Stored records
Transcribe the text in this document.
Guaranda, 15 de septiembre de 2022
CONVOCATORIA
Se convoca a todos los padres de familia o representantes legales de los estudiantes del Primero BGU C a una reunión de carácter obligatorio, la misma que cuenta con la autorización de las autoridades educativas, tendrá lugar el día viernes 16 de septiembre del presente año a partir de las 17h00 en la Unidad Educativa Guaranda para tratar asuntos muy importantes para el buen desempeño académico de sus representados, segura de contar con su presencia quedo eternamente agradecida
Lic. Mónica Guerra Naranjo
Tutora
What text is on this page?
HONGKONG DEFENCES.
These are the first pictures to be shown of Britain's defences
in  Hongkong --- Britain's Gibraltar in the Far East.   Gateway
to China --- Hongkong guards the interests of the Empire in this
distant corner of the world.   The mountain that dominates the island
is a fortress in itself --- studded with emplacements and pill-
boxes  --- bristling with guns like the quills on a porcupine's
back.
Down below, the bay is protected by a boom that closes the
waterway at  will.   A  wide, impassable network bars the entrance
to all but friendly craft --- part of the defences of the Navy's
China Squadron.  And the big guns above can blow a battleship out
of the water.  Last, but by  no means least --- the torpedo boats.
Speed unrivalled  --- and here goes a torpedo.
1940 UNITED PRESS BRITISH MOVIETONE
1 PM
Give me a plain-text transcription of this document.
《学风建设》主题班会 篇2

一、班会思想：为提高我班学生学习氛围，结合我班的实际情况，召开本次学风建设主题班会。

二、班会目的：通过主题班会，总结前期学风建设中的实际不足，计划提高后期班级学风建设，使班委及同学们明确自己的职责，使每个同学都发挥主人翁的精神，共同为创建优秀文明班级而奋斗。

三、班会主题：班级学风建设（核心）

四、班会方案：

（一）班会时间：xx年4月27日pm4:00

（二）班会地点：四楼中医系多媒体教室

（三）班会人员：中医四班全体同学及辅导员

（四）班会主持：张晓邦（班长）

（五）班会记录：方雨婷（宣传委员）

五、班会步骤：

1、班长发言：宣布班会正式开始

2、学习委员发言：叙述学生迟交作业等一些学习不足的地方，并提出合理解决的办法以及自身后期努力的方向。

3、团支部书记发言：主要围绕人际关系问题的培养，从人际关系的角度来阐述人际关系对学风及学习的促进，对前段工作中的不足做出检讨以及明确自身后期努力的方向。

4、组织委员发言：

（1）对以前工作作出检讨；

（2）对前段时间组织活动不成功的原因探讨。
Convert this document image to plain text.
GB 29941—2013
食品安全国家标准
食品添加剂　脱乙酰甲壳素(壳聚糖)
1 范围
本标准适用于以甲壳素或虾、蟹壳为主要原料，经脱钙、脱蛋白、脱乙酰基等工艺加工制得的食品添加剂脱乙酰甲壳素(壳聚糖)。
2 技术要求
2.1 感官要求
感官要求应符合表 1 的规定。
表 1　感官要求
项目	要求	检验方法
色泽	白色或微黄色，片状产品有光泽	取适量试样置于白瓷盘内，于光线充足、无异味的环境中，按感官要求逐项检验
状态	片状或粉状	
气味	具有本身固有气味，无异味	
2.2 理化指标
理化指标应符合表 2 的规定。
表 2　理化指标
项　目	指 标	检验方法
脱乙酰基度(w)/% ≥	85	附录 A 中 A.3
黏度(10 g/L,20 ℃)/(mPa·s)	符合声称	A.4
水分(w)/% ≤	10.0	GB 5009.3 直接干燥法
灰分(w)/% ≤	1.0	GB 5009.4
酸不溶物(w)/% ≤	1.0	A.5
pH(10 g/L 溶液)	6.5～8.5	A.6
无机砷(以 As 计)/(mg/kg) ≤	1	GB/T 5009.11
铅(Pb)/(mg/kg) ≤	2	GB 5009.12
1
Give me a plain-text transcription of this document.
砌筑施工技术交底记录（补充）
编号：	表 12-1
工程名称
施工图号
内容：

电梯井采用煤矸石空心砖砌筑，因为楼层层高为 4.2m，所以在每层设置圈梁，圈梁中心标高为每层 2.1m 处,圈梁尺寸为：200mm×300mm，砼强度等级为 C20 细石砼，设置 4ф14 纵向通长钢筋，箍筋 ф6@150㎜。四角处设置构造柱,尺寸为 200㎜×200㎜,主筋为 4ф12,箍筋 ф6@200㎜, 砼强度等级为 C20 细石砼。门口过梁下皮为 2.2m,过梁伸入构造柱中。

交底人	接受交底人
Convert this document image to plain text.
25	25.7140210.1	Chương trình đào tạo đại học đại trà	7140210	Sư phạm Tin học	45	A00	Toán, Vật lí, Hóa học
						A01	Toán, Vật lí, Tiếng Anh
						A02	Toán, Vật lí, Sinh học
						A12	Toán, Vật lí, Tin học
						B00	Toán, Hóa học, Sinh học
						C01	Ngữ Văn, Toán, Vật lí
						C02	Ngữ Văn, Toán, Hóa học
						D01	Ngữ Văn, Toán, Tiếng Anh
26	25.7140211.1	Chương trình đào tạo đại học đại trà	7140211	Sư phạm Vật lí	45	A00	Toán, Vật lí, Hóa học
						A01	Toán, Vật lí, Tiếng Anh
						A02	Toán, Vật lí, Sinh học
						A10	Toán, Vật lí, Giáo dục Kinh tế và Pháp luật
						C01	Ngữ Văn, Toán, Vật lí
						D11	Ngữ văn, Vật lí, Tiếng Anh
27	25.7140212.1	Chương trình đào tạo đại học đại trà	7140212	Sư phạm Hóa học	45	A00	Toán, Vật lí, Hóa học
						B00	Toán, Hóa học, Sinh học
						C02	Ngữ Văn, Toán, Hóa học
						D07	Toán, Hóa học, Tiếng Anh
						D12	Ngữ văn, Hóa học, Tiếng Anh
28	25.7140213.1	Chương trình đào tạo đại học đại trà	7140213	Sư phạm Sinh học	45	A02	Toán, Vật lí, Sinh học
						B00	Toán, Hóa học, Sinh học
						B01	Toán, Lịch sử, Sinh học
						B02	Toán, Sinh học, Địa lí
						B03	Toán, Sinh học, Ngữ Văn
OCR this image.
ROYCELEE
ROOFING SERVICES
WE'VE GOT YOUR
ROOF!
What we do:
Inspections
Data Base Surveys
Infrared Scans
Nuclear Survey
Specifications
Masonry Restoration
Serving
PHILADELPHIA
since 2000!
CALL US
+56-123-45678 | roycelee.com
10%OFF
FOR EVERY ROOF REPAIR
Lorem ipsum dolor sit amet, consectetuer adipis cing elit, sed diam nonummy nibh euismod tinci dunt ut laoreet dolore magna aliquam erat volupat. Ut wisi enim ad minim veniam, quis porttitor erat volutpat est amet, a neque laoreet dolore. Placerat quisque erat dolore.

== Instructions for the task ==
Gather each line from the listing above that holds "Tiếng".

== The response ==
						A01	Toán, Vật lí, Tiếng Anh
						D01	Ngữ Văn, Toán, Tiếng Anh
						A01	Toán, Vật lí, Tiếng Anh
						D11	Ngữ văn, Vật lí, Tiếng Anh
						D07	Toán, Hóa học, Tiếng Anh
						D12	Ngữ văn, Hóa học, Tiếng Anh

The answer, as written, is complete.